◆ PAGE EXCERPT:
==========

9. Store location versus total product sales
# Group by Store_Location_City_Type and sum up the total sales
_revenue_x_location = _data_copy.groupby(["Store_Location_City_Type"], as_index=False)["Product_Store_Sales_Total"].sum()
colors = [plt.cm.Spectral(i / float(len(_revenue_x_location['Store_Location_City_Type']))) for i in range(len(_revenue_x_location['Store_Location_City_Type']))]
plt.figure(figsize=[8, 4])
squarify.plot(sizes=_revenue_x_location['Product_Store_Sales_Total'],
label=_revenue_x_location['Store_Location_City_Type'],
color=colors,
alpha=.8,
value=_revenue_x_location['Product_Store_Sales_Total'])
plt.title('Total revenue per store location')
plt.axis('off')
plt.show()
_revenue_x_location.sort_values(by='Product_Store_Sales_Total', ascending=False)
| Store_Location_City_Type | Product_Store_Sales_Total | |
|---|---|---|
| 1 | Tier 2 | 21650696.61 |
| 0 | Tier 1 | 6673457.57 |
| 2 | Tier 3 | 2030909.72 |
Observations¶
- Tier 2 represents the location with the highest total sales per product, significantly surpassing both Tier 1 and Tier 3 locations.
10. Store type versus total product sales
# Group by Store_Type and sum up the total sales
_revenue_store_type = _data_copy.groupby(["Store_Type"], as_index=False)["Product_Store_Sales_Total"].sum()
colors = [plt.cm.Spectral(i / float(len(_revenue_store_type['Store_Type']))) for i in range(len(_revenue_store_type['Store_Type']))]
plt.figure(figsize=[8, 4])
squarify.plot(sizes=_revenue_store_type['Product_Store_Sales_Total'],
label=_revenue_store_type['Store_Type'],
color=colors,
alpha=.8,
value=_revenue_store_type['Product_Store_Sales_Total'])
plt.title('Total revenue per store type')
plt.axis('off')
plt.show()
_revenue_store_type.sort_values(by='Product_Store_Sales_Total', ascending=False)
| Store_Type | Product_Store_Sales_Total | |
|---|---|---|
| 3 | Supermarket Type2 | 15427583.43 |
| 0 | Departmental Store | 6673457.57 |
| 2 | Supermarket Type1 | 6223113.18 |
| 1 | Food Mart | 2030909.72 |
Observations¶
- As previously observed, the "Supermarket Type2" store type accounts for the highest product sales, specifically totaling 15,427,583.43 USD.

==========

◆ DATA SECTION:
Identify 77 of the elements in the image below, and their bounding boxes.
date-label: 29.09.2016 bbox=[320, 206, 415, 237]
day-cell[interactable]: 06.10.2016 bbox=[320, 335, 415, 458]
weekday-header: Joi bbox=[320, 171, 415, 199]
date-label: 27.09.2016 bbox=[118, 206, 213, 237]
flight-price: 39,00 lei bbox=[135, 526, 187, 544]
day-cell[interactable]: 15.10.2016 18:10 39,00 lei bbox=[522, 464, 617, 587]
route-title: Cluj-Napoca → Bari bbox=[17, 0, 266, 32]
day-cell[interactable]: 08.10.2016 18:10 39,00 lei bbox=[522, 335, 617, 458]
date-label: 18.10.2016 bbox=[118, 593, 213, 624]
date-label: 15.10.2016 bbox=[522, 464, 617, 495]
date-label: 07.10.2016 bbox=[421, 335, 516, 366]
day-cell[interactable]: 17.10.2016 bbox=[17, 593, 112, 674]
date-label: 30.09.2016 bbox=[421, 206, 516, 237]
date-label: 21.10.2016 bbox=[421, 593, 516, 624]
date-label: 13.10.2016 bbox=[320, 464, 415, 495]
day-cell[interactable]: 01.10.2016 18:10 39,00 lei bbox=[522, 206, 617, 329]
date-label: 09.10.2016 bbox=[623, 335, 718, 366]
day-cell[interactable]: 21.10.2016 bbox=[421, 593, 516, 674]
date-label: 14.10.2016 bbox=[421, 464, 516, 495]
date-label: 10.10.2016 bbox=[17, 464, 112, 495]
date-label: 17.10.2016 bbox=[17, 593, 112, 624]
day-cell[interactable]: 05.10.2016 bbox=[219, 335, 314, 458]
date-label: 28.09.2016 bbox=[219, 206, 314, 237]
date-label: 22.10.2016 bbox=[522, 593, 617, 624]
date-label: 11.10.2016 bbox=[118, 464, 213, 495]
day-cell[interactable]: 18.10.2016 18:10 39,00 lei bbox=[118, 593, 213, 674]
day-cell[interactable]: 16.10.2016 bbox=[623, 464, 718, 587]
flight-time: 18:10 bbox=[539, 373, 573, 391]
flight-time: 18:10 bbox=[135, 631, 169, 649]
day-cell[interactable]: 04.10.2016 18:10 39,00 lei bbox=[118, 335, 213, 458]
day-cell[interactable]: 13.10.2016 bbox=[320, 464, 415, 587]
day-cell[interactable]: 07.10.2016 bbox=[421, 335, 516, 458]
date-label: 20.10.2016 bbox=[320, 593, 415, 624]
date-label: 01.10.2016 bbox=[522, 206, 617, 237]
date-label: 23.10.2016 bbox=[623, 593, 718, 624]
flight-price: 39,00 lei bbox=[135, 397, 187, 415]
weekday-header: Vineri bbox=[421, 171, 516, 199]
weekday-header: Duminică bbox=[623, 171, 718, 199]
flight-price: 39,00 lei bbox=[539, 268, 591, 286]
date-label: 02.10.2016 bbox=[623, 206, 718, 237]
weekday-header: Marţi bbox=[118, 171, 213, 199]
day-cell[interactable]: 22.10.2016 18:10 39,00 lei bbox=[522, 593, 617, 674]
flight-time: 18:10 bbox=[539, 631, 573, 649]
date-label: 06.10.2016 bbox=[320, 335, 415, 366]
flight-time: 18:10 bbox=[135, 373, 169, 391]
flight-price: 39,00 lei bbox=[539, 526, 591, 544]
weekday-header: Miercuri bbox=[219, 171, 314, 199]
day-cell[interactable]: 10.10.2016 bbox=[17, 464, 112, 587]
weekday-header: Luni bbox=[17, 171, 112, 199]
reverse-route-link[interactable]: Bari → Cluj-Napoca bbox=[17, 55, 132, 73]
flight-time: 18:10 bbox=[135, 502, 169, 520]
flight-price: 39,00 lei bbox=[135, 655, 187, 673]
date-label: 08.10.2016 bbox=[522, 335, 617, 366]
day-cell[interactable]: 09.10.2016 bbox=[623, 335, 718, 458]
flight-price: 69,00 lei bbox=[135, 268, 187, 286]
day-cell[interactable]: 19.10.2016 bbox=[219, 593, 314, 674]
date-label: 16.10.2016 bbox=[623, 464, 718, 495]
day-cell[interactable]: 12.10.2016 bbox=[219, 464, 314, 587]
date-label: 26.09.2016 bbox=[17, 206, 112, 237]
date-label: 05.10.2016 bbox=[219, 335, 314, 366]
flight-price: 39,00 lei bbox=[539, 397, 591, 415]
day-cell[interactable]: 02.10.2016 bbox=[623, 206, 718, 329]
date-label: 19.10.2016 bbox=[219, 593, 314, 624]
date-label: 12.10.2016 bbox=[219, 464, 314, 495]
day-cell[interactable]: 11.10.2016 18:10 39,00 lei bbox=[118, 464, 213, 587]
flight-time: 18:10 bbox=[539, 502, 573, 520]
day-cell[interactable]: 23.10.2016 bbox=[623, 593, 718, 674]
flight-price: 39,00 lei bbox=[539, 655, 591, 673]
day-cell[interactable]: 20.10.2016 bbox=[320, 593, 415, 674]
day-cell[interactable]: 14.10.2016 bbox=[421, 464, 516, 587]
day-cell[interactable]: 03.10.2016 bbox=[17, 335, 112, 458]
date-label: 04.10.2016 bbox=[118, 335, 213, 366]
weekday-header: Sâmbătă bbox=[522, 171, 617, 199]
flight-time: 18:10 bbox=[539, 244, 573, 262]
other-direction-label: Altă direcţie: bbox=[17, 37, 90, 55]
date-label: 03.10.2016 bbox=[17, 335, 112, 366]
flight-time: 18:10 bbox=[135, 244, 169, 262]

==========

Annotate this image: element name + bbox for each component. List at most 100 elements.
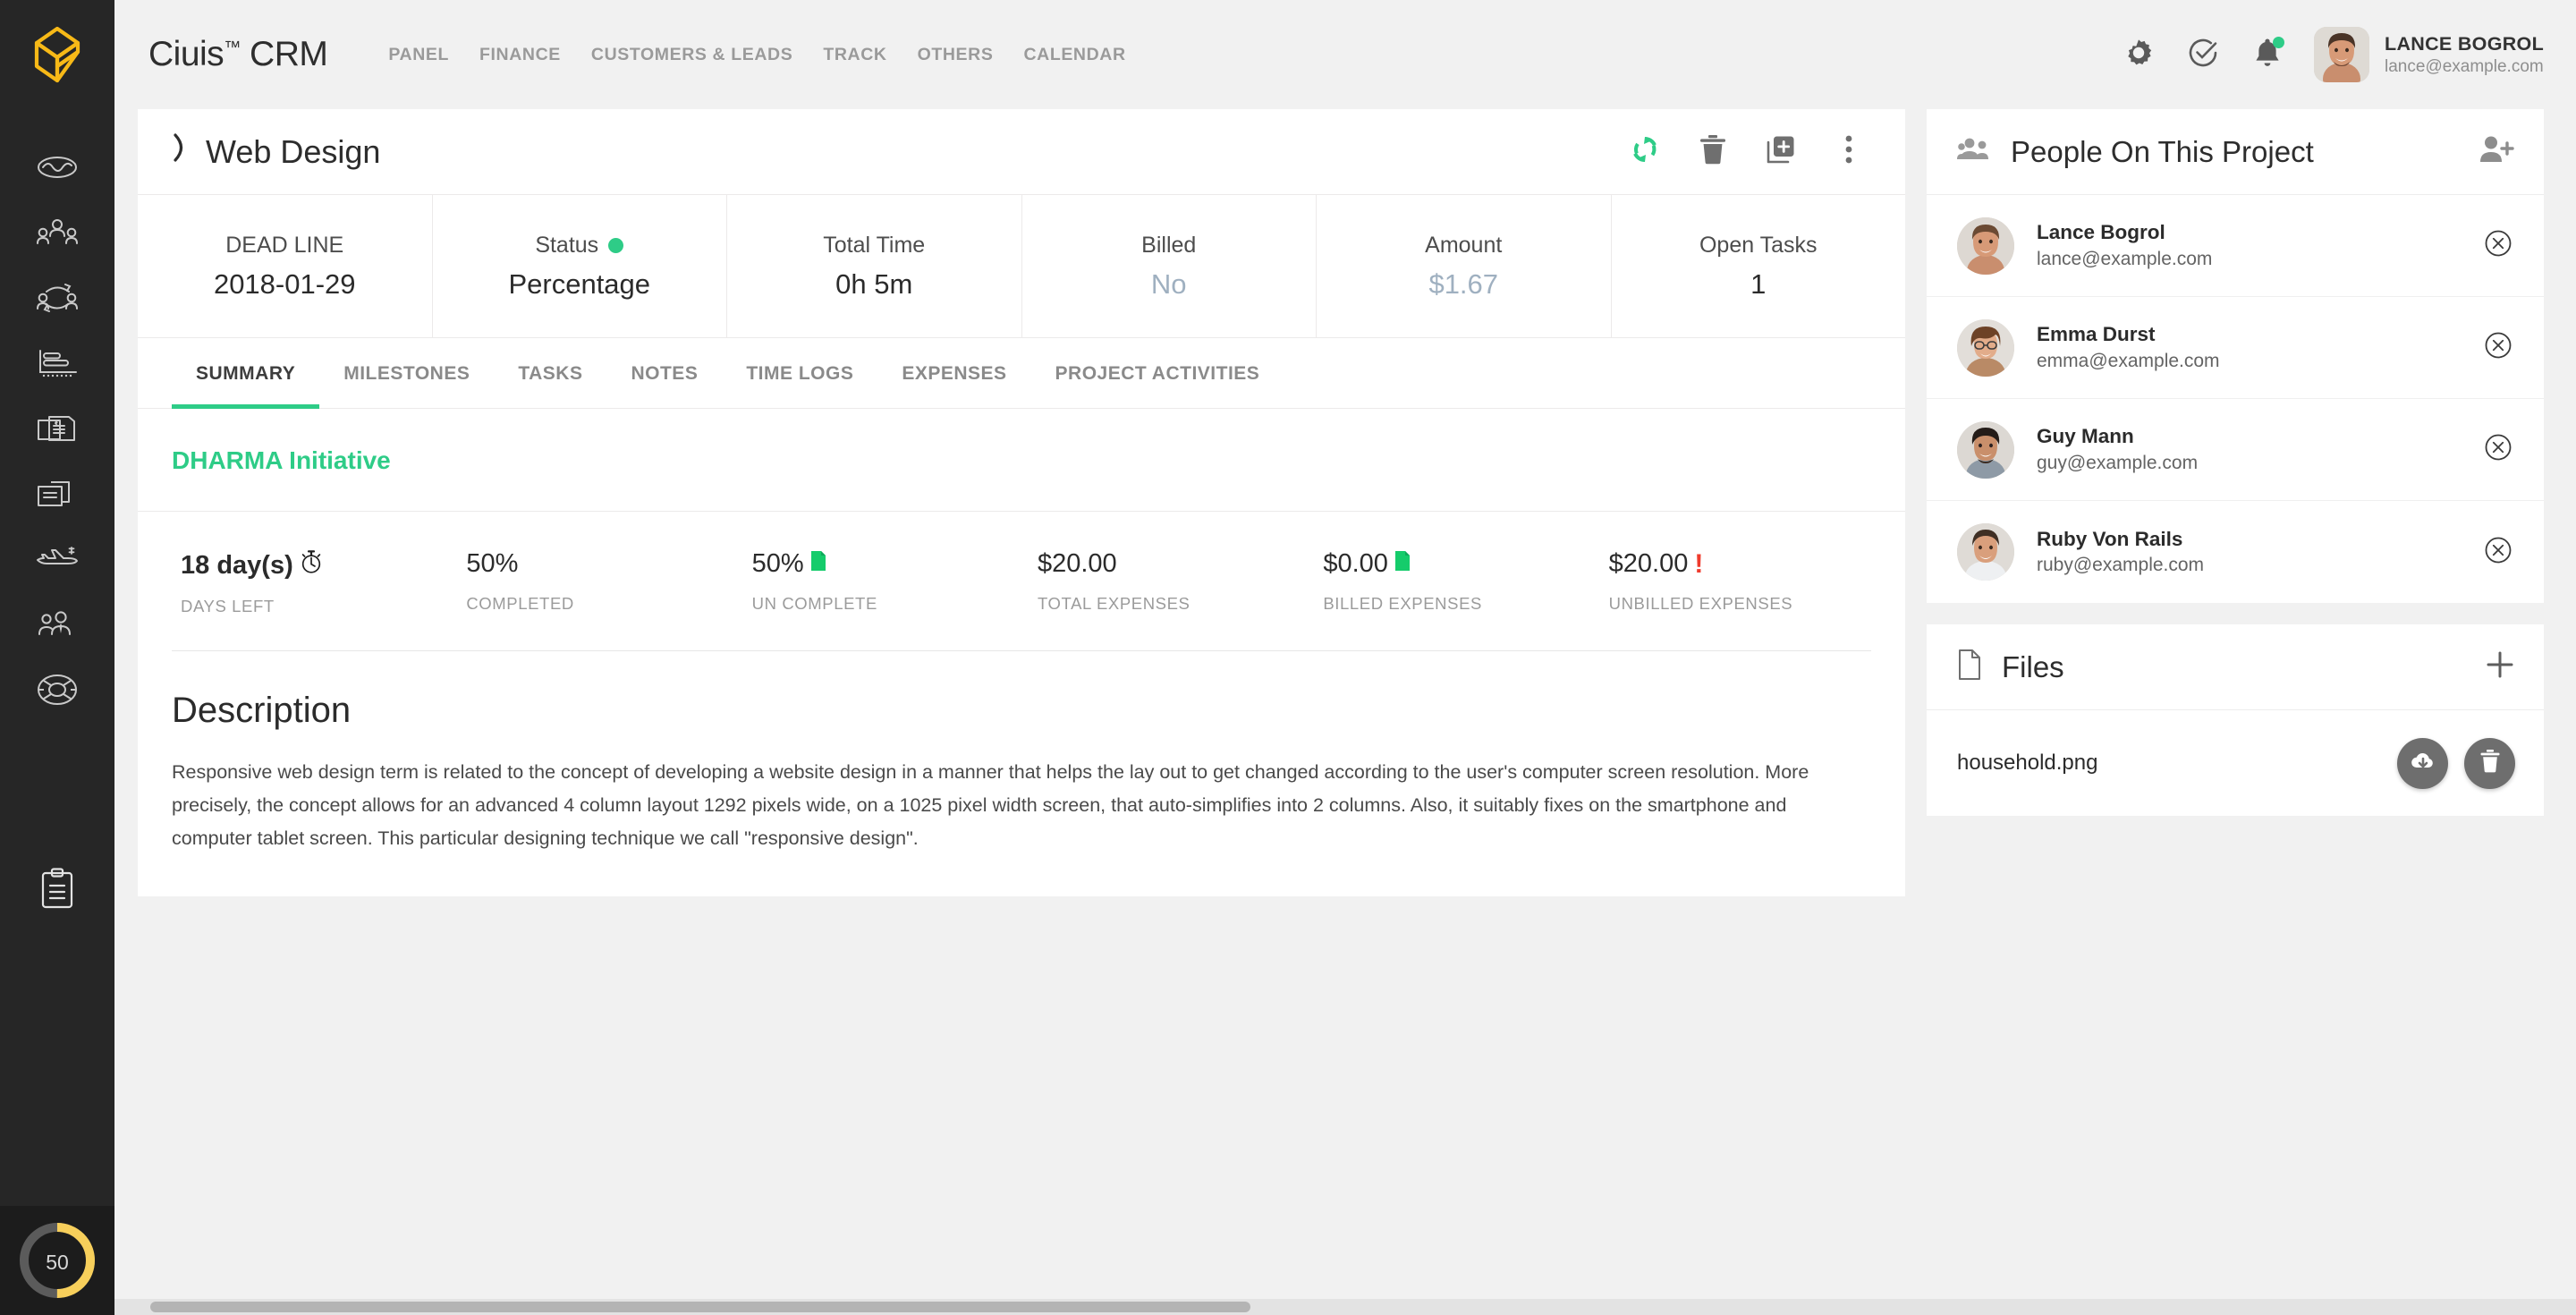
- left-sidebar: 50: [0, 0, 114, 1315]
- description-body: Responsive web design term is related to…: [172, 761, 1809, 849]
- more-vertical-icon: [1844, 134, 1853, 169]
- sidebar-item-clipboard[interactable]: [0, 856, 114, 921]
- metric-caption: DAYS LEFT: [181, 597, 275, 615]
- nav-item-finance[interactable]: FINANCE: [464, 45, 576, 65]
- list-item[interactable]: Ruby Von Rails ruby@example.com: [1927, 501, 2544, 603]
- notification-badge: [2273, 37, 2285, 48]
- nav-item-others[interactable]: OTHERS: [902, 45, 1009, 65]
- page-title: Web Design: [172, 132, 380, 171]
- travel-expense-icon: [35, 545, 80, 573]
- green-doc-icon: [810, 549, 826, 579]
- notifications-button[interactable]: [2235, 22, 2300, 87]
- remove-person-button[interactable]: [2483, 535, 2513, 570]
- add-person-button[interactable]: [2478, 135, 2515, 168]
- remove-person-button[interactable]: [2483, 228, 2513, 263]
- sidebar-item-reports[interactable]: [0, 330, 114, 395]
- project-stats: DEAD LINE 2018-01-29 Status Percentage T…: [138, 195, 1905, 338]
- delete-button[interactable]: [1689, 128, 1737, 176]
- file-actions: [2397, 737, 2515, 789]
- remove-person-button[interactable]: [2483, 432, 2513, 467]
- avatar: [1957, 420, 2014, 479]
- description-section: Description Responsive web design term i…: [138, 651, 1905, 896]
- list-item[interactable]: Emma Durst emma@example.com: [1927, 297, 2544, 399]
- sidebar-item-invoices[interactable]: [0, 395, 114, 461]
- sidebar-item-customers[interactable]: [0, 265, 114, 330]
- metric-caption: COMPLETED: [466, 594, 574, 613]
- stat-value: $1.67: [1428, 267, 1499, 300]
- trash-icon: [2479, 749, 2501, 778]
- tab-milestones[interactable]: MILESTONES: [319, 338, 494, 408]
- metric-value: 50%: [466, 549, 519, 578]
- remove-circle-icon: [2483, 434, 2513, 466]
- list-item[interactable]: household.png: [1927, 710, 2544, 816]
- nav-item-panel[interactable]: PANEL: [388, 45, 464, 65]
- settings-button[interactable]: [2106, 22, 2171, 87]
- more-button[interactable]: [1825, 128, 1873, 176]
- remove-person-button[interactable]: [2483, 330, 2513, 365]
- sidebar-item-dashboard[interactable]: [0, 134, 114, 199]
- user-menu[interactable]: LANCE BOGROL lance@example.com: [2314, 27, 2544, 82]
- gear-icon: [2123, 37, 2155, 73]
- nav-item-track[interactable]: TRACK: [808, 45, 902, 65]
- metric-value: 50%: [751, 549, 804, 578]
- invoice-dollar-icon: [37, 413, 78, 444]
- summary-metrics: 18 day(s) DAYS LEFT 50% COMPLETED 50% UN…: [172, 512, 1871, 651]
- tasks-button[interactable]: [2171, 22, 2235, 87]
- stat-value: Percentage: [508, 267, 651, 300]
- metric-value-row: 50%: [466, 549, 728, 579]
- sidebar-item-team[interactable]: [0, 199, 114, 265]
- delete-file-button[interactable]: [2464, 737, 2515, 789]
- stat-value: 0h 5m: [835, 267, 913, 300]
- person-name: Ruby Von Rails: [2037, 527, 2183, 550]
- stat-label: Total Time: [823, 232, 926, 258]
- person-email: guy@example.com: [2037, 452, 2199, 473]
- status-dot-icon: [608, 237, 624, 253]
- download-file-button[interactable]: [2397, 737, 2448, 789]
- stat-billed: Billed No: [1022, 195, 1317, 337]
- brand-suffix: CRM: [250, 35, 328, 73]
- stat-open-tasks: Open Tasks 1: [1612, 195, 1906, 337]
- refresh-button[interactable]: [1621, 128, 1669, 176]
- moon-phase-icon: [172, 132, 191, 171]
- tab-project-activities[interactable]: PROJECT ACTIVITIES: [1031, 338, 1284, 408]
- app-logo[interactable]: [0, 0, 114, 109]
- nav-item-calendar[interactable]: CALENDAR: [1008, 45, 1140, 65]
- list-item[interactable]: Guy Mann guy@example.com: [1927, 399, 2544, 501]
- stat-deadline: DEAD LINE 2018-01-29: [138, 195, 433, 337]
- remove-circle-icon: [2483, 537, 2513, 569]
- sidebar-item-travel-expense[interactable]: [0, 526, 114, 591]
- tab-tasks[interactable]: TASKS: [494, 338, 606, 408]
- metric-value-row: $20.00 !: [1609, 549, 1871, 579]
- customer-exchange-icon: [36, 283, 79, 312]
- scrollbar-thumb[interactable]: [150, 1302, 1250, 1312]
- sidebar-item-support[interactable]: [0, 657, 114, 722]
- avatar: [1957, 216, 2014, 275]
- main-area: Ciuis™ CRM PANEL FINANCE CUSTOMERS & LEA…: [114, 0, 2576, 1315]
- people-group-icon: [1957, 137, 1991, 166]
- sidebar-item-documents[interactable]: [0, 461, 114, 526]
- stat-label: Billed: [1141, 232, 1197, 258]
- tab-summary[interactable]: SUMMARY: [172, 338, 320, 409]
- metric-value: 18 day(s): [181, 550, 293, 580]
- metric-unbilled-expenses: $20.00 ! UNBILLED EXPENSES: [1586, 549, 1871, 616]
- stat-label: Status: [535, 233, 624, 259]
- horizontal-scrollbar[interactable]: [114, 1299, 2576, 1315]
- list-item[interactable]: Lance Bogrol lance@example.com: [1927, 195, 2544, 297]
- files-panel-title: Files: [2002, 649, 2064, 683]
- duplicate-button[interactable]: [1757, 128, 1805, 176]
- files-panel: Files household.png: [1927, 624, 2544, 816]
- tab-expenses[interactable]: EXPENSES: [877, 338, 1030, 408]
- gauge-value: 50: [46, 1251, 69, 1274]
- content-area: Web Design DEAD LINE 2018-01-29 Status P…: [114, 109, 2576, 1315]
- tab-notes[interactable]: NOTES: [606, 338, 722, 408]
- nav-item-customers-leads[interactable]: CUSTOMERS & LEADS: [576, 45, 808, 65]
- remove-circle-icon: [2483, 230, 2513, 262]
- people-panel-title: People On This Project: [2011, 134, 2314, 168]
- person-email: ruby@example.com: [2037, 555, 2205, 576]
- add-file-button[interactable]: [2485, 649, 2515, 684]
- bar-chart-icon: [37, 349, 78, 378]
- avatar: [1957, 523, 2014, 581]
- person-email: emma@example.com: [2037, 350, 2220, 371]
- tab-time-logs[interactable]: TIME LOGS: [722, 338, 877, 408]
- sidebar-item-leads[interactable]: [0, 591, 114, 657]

==========

◆ WHAT TO PRODUCE:
Can you reproduce the stretch of the store sales excerpt from "9. Store location" through "per store location')"? You won't need the records.

◆ THE ANSWER:
9. Store location versus total product sales
# Group by Store_Location_City_Type and sum up the total sales
_revenue_x_location = _data_copy.groupby(["Store_Location_City_Type"], as_index=False)["Product_Store_Sales_Total"].sum()
colors = [plt.cm.Spectral(i / float(len(_revenue_x_location['Store_Location_City_Type']))) for i in range(len(_revenue_x_location['Store_Location_City_Type']))]
plt.figure(figsize=[8, 4])
squarify.plot(sizes=_revenue_x_location['Product_Store_Sales_Total'],
label=_revenue_x_location['Store_Location_City_Type'],
color=colors,
alpha=.8,
value=_revenue_x_location['Product_Store_Sales_Total'])
plt.title('Total revenue per store location')